(Data entries for graphics)

################

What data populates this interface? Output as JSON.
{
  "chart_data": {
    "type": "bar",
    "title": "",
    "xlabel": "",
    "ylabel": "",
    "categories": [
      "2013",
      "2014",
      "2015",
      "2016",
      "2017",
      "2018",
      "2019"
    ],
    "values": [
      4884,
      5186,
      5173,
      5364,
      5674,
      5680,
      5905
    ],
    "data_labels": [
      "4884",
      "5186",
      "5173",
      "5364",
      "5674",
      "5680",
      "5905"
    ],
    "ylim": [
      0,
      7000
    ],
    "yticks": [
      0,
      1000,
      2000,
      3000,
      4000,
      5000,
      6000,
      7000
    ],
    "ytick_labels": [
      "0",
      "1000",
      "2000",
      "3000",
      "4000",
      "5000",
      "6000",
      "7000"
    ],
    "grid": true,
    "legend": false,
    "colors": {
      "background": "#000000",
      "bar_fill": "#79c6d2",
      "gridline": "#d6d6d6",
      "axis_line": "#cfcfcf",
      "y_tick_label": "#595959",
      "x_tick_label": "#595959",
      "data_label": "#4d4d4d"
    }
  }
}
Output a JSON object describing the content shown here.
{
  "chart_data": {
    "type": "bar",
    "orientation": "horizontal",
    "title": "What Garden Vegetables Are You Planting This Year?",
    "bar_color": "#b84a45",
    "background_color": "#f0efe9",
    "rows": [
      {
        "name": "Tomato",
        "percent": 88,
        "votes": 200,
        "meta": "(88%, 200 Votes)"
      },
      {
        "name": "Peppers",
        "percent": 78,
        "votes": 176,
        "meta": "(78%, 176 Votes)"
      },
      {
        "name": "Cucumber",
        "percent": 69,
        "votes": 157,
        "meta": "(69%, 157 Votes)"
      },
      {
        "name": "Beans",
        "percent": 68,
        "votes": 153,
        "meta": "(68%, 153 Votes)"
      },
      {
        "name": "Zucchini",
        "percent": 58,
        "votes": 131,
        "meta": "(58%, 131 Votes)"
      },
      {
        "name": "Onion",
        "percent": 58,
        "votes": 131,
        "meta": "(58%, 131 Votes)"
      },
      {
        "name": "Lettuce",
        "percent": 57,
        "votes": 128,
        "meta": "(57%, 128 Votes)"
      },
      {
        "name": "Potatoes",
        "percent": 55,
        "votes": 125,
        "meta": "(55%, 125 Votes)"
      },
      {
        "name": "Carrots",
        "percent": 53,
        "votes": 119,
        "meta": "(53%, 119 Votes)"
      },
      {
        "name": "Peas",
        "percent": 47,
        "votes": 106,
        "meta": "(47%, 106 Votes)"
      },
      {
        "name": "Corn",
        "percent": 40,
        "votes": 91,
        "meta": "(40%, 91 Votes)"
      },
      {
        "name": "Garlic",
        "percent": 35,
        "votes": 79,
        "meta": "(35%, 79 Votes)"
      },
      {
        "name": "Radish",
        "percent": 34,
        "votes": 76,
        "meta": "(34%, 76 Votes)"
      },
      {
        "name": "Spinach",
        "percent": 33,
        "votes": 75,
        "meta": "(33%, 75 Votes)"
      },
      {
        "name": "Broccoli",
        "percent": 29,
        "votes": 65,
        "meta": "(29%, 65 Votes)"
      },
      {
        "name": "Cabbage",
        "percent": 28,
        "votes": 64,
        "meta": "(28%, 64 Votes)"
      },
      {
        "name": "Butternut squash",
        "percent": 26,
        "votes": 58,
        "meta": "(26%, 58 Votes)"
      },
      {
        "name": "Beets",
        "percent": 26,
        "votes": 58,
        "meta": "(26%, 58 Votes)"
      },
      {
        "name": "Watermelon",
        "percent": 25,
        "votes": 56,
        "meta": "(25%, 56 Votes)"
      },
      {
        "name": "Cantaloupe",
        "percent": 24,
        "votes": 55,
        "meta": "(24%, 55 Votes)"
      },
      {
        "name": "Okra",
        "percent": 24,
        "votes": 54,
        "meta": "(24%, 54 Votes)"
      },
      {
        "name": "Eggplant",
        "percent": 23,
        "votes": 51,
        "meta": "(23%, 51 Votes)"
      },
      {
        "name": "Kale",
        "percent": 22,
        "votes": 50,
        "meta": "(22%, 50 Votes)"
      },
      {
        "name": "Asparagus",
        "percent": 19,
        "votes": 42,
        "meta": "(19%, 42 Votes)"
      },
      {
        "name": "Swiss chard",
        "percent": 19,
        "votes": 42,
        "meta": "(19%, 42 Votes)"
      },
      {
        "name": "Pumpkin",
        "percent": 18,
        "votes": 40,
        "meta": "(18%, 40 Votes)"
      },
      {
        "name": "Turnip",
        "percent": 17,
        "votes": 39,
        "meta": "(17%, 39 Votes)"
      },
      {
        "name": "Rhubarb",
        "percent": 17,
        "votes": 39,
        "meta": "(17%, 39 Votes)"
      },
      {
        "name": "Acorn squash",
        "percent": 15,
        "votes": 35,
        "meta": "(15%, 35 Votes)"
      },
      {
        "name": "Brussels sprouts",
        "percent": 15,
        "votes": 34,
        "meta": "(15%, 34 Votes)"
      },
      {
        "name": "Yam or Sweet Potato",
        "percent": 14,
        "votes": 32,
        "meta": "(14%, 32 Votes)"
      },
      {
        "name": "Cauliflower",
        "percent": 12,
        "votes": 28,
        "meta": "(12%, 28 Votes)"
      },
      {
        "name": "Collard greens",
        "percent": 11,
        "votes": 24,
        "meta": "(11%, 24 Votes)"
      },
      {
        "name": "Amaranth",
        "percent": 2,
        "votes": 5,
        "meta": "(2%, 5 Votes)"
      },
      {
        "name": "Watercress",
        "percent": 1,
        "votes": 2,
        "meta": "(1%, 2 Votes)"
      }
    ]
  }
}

################

▶ _Exercise directions_
Gather every line from the listing above in which "squash" appears, and copy those lines.

▶ _Worked answer_
        "name": "Butternut squash",
        "name": "Acorn squash",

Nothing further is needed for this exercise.